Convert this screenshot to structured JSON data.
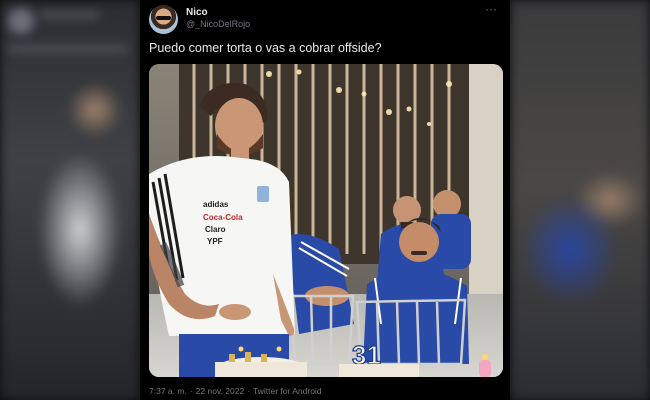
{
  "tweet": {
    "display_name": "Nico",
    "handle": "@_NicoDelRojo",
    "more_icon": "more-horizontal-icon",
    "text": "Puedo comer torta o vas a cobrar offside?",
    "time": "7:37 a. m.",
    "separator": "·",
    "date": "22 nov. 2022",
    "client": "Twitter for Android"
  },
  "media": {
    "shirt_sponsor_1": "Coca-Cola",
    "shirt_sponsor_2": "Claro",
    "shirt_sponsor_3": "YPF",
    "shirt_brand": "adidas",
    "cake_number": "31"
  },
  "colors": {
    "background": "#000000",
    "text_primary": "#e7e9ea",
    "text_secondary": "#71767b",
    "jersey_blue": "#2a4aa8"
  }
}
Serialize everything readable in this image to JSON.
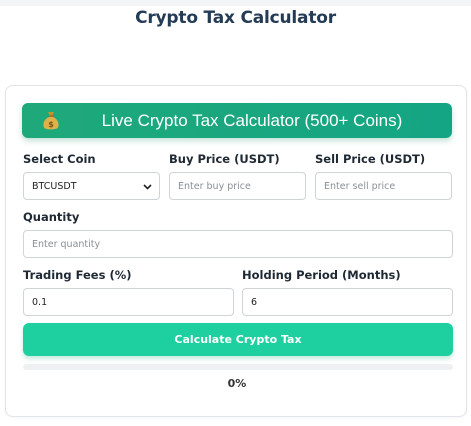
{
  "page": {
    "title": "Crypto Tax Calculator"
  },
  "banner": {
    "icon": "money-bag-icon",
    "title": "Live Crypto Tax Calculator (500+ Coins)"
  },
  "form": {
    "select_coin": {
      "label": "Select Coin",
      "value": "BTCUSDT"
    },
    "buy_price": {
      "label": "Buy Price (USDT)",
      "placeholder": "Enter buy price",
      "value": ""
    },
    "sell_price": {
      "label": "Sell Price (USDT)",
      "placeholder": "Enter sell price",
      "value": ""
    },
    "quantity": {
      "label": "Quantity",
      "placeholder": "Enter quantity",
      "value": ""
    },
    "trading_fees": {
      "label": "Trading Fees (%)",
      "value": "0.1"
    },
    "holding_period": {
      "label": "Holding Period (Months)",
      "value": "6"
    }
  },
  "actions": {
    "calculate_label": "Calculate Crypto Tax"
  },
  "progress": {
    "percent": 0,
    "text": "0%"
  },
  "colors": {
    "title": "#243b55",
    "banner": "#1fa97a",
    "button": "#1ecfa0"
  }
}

--

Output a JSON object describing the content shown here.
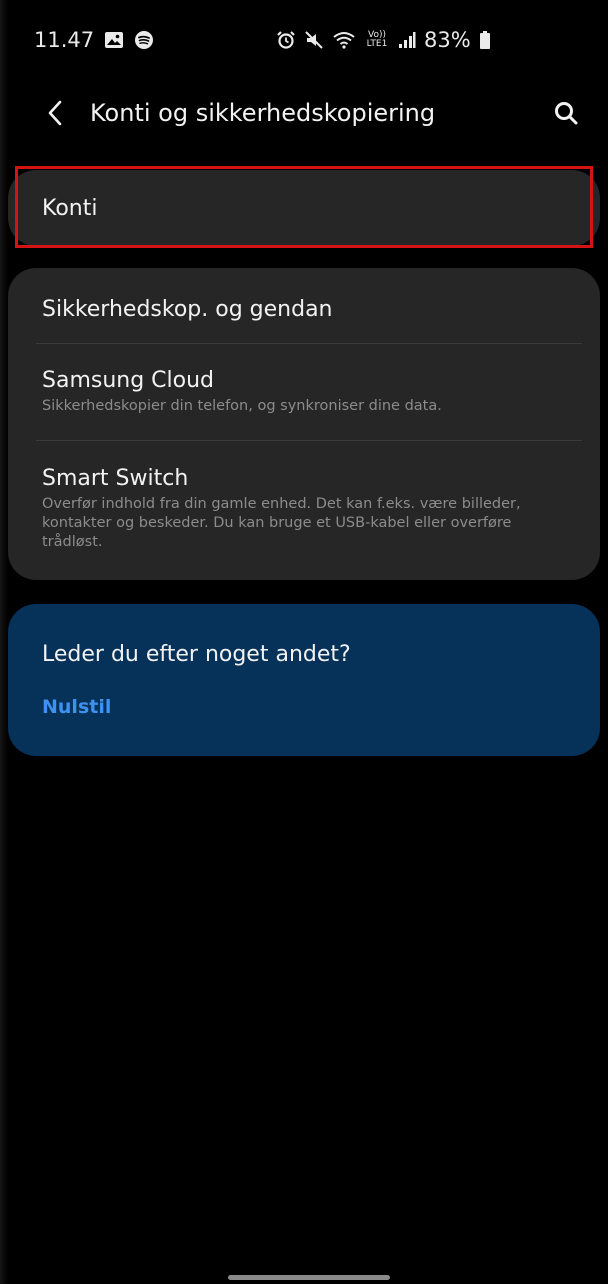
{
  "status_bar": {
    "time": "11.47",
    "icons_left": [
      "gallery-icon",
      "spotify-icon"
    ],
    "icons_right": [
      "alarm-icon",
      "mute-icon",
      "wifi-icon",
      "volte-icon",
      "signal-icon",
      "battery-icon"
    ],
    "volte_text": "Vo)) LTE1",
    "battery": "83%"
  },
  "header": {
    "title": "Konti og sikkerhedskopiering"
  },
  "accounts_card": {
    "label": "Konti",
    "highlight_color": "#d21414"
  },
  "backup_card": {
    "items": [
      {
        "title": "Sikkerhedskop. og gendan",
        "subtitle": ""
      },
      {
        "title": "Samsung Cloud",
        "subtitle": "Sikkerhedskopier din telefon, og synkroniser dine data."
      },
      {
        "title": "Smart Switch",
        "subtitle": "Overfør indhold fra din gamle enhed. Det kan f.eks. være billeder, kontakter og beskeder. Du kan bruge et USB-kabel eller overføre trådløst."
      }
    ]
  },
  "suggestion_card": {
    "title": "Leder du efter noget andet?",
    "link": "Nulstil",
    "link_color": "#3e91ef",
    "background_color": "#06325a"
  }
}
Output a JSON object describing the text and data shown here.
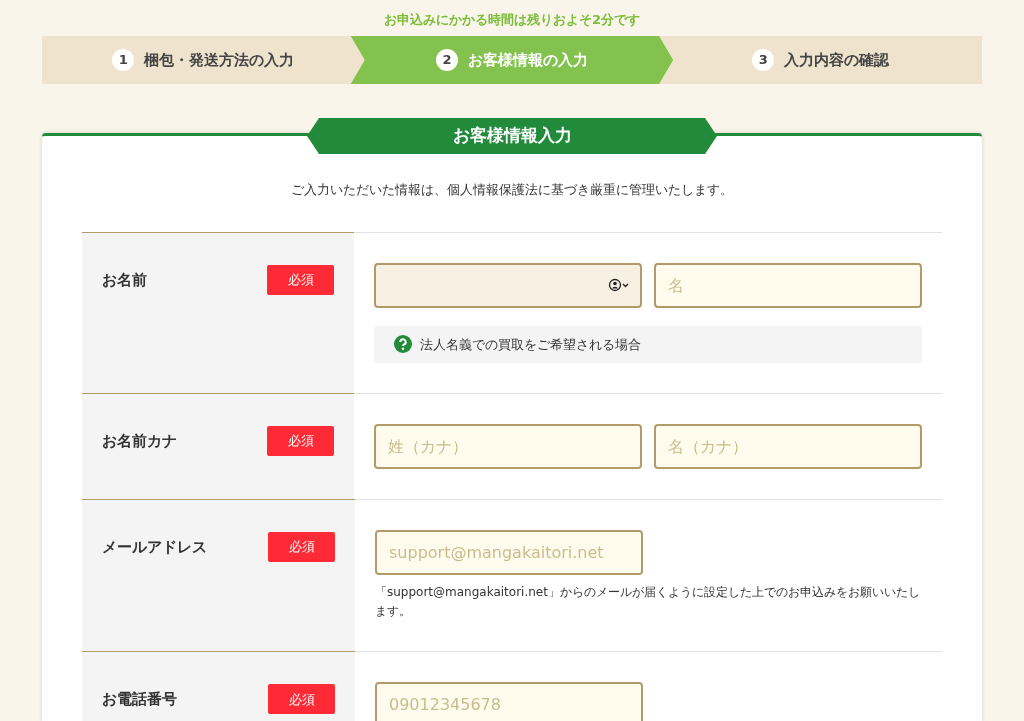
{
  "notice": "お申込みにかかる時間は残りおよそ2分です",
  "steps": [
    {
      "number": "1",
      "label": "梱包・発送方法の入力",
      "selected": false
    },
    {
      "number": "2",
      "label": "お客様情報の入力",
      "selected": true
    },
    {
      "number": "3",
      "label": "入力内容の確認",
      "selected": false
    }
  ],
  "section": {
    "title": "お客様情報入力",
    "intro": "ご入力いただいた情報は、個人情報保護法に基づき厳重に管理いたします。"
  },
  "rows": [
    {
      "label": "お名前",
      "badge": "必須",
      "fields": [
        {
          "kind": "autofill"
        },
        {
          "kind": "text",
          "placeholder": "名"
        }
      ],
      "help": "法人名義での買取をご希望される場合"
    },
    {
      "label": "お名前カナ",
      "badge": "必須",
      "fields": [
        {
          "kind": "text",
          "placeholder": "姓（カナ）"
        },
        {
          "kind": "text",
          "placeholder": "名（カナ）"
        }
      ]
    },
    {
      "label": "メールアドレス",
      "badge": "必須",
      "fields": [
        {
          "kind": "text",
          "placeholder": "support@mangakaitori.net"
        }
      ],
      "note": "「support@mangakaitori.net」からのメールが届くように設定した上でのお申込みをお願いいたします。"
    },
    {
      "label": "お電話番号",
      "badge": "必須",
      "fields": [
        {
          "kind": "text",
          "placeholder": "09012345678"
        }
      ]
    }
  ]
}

> [WHAT TO DO] Copy out every line in the listing where the word "Output" appears.

> [REPLY]
Output a JSON object describing the content shown here.
Output a JSON object describing the text and data shown here.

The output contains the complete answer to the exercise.